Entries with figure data
○ ○ ○

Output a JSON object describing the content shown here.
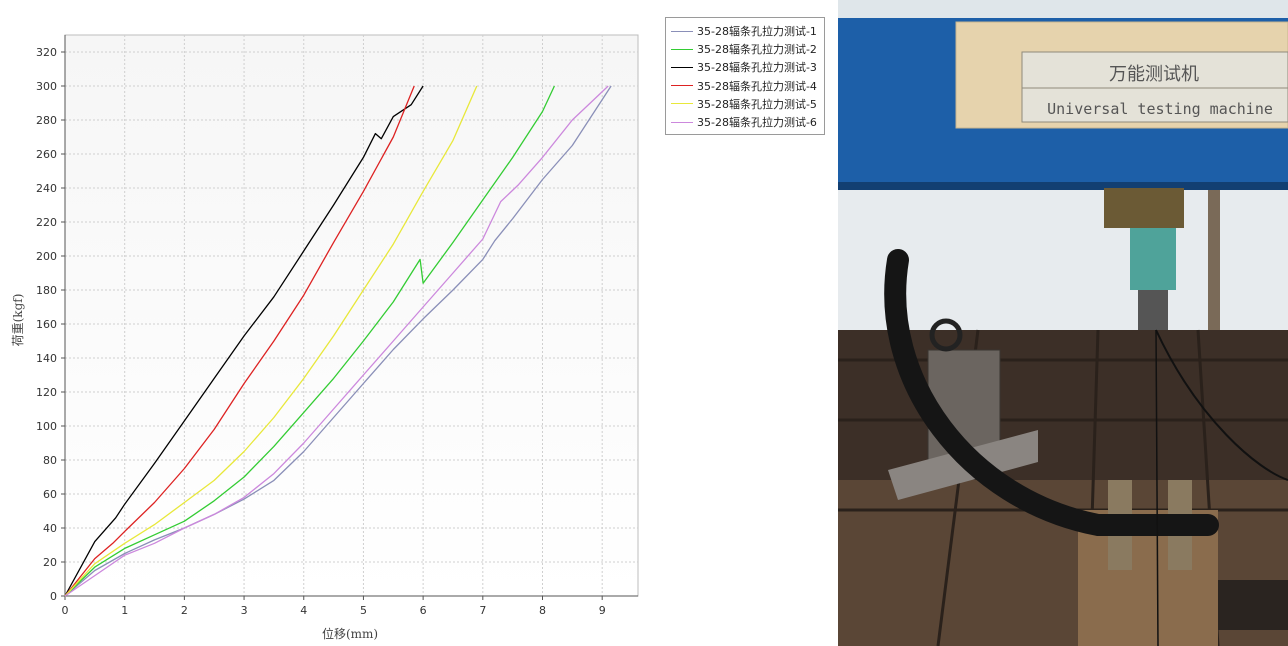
{
  "chart_data": {
    "type": "line",
    "xlabel": "位移(mm)",
    "ylabel": "荷重(kgf)",
    "xlim": [
      0,
      9.6
    ],
    "ylim": [
      0,
      330
    ],
    "x_ticks": [
      0,
      1,
      2,
      3,
      4,
      5,
      6,
      7,
      8,
      9
    ],
    "y_ticks": [
      0,
      20,
      40,
      60,
      80,
      100,
      120,
      140,
      160,
      180,
      200,
      220,
      240,
      260,
      280,
      300,
      320
    ],
    "grid": true,
    "legend_position": "top-right",
    "series": [
      {
        "name": "35-28辐条孔拉力测试-1",
        "color": "#8a8fb8",
        "points": [
          [
            0,
            0
          ],
          [
            0.5,
            15
          ],
          [
            1,
            25
          ],
          [
            1.5,
            33
          ],
          [
            2,
            40
          ],
          [
            2.5,
            48
          ],
          [
            3,
            57
          ],
          [
            3.5,
            68
          ],
          [
            4,
            85
          ],
          [
            4.5,
            105
          ],
          [
            5,
            125
          ],
          [
            5.5,
            145
          ],
          [
            6,
            163
          ],
          [
            6.5,
            180
          ],
          [
            7,
            198
          ],
          [
            7.2,
            209
          ],
          [
            7.5,
            222
          ],
          [
            8,
            245
          ],
          [
            8.5,
            265
          ],
          [
            9.15,
            300
          ]
        ]
      },
      {
        "name": "35-28辐条孔拉力测试-2",
        "color": "#33cc33",
        "points": [
          [
            0,
            0
          ],
          [
            0.5,
            17
          ],
          [
            1,
            28
          ],
          [
            1.5,
            36
          ],
          [
            2,
            44
          ],
          [
            2.5,
            56
          ],
          [
            3,
            70
          ],
          [
            3.5,
            88
          ],
          [
            4,
            108
          ],
          [
            4.5,
            128
          ],
          [
            5,
            150
          ],
          [
            5.5,
            173
          ],
          [
            5.95,
            198
          ],
          [
            6,
            184
          ],
          [
            6.5,
            208
          ],
          [
            7,
            233
          ],
          [
            7.5,
            258
          ],
          [
            8,
            285
          ],
          [
            8.2,
            300
          ]
        ]
      },
      {
        "name": "35-28辐条孔拉力测试-3",
        "color": "#000000",
        "points": [
          [
            0,
            0
          ],
          [
            0.5,
            32
          ],
          [
            0.85,
            46
          ],
          [
            1,
            54
          ],
          [
            1.5,
            78
          ],
          [
            2,
            103
          ],
          [
            2.5,
            128
          ],
          [
            3,
            153
          ],
          [
            3.5,
            176
          ],
          [
            4,
            203
          ],
          [
            4.5,
            230
          ],
          [
            5,
            258
          ],
          [
            5.2,
            272
          ],
          [
            5.3,
            269
          ],
          [
            5.5,
            282
          ],
          [
            5.8,
            289
          ],
          [
            6,
            300
          ]
        ]
      },
      {
        "name": "35-28辐条孔拉力测试-4",
        "color": "#dd2222",
        "points": [
          [
            0,
            0
          ],
          [
            0.5,
            22
          ],
          [
            0.8,
            31
          ],
          [
            1,
            38
          ],
          [
            1.5,
            55
          ],
          [
            2,
            75
          ],
          [
            2.5,
            98
          ],
          [
            3,
            125
          ],
          [
            3.5,
            150
          ],
          [
            4,
            177
          ],
          [
            4.5,
            208
          ],
          [
            5,
            238
          ],
          [
            5.5,
            270
          ],
          [
            5.85,
            300
          ]
        ]
      },
      {
        "name": "35-28辐条孔拉力测试-5",
        "color": "#e8e83a",
        "points": [
          [
            0,
            0
          ],
          [
            0.5,
            19
          ],
          [
            1,
            31
          ],
          [
            1.5,
            42
          ],
          [
            2,
            55
          ],
          [
            2.5,
            68
          ],
          [
            3,
            85
          ],
          [
            3.5,
            105
          ],
          [
            4,
            128
          ],
          [
            4.5,
            153
          ],
          [
            5,
            180
          ],
          [
            5.5,
            207
          ],
          [
            6,
            238
          ],
          [
            6.5,
            268
          ],
          [
            6.9,
            300
          ]
        ]
      },
      {
        "name": "35-28辐条孔拉力测试-6",
        "color": "#cc88dd",
        "points": [
          [
            0,
            0
          ],
          [
            0.5,
            12
          ],
          [
            1,
            24
          ],
          [
            1.5,
            31
          ],
          [
            2,
            40
          ],
          [
            2.5,
            48
          ],
          [
            3,
            58
          ],
          [
            3.5,
            72
          ],
          [
            4,
            90
          ],
          [
            4.5,
            110
          ],
          [
            5,
            130
          ],
          [
            5.5,
            150
          ],
          [
            6,
            170
          ],
          [
            6.5,
            190
          ],
          [
            7,
            210
          ],
          [
            7.3,
            232
          ],
          [
            7.6,
            242
          ],
          [
            8,
            258
          ],
          [
            8.5,
            280
          ],
          [
            8.8,
            290
          ],
          [
            9.1,
            300
          ]
        ]
      }
    ]
  },
  "photo": {
    "sign_chinese": "万能测试机",
    "sign_english": "Universal testing machine"
  }
}
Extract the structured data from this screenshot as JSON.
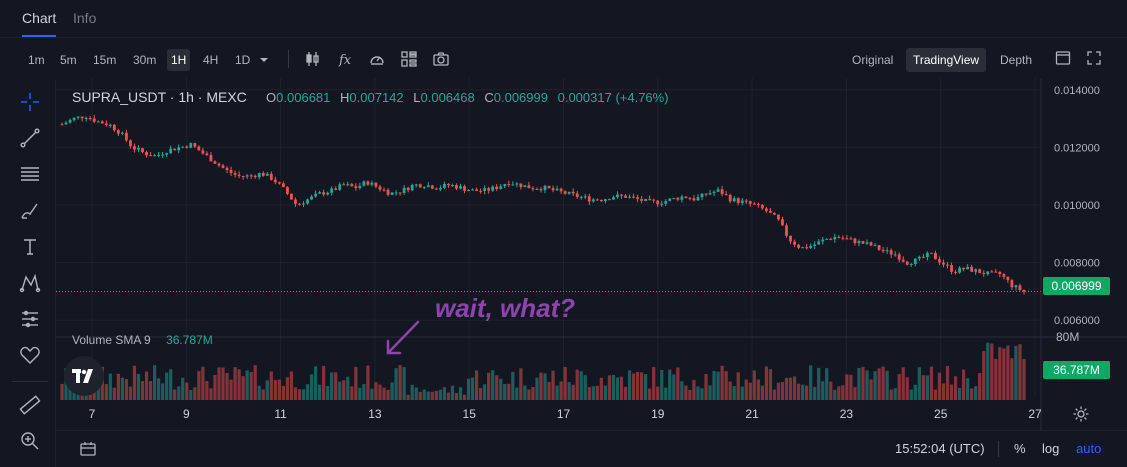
{
  "tabs": [
    {
      "label": "Chart",
      "active": true
    },
    {
      "label": "Info",
      "active": false
    }
  ],
  "timeframes": [
    "1m",
    "5m",
    "15m",
    "30m",
    "1H",
    "4H",
    "1D"
  ],
  "active_timeframe": "1H",
  "toolbar_icons": [
    "candles-icon",
    "indicators-fx-icon",
    "speed-icon",
    "layout-grid-icon",
    "camera-icon"
  ],
  "views": [
    "Original",
    "TradingView",
    "Depth"
  ],
  "active_view": "TradingView",
  "left_tools": [
    "crosshair-icon",
    "trend-line-icon",
    "horizontal-lines-icon",
    "brush-icon",
    "text-icon",
    "pattern-icon",
    "measure-icon",
    "heart-icon",
    "ruler-icon",
    "zoom-icon"
  ],
  "legend": {
    "symbol": "SUPRA_USDT · 1h · MEXC",
    "open_label": "O",
    "open": "0.006681",
    "high_label": "H",
    "high": "0.007142",
    "low_label": "L",
    "low": "0.006468",
    "close_label": "C",
    "close": "0.006999",
    "change": "0.000317 (+4.76%)"
  },
  "volume_legend": {
    "name": "Volume SMA 9",
    "value": "36.787M"
  },
  "annotation": "wait, what?",
  "price_axis_labels": [
    "0.014000",
    "0.012000",
    "0.010000",
    "0.008000",
    "0.006000"
  ],
  "volume_axis_label": "80M",
  "current_price_label": "0.006999",
  "current_volume_label": "36.787M",
  "time_axis_labels": [
    "7",
    "9",
    "11",
    "13",
    "15",
    "17",
    "19",
    "21",
    "23",
    "25",
    "27"
  ],
  "bottom": {
    "time": "15:52:04 (UTC)",
    "percent": "%",
    "log": "log",
    "auto": "auto"
  },
  "colors": {
    "up": "#26a69a",
    "down": "#ef5350",
    "background": "#131722",
    "grid": "#1f222b",
    "annotation": "#8e44ad",
    "accent": "#2962ff"
  },
  "chart_data": {
    "type": "candlestick",
    "ylim": [
      0.0058,
      0.0142
    ],
    "close_series": [
      0.0128,
      0.013,
      0.0131,
      0.0129,
      0.0128,
      0.0125,
      0.012,
      0.0118,
      0.0117,
      0.0119,
      0.012,
      0.0121,
      0.0118,
      0.0115,
      0.0112,
      0.011,
      0.011,
      0.0111,
      0.0109,
      0.0105,
      0.01,
      0.0102,
      0.0104,
      0.0105,
      0.0107,
      0.0106,
      0.0108,
      0.0106,
      0.0104,
      0.0105,
      0.0107,
      0.0107,
      0.0106,
      0.0107,
      0.0106,
      0.0105,
      0.0105,
      0.0106,
      0.0108,
      0.0107,
      0.0106,
      0.0106,
      0.0105,
      0.0104,
      0.0103,
      0.0102,
      0.0102,
      0.0103,
      0.0103,
      0.0102,
      0.0101,
      0.0101,
      0.0102,
      0.0103,
      0.0102,
      0.0104,
      0.0105,
      0.0102,
      0.0101,
      0.01,
      0.0098,
      0.0095,
      0.0088,
      0.0085,
      0.0086,
      0.0088,
      0.0089,
      0.0088,
      0.0087,
      0.0086,
      0.0084,
      0.0083,
      0.008,
      0.0081,
      0.0083,
      0.008,
      0.0077,
      0.0078,
      0.0077,
      0.0076,
      0.0076,
      0.0072,
      0.007
    ],
    "volume_max": 80,
    "volume_unit": "M"
  }
}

○ ○ ○

* [Aim] Scan the material above. Return every line containing the string "TradingView".

* [Reply to the exercise]
    "TradingView",
  "active_view": "TradingView",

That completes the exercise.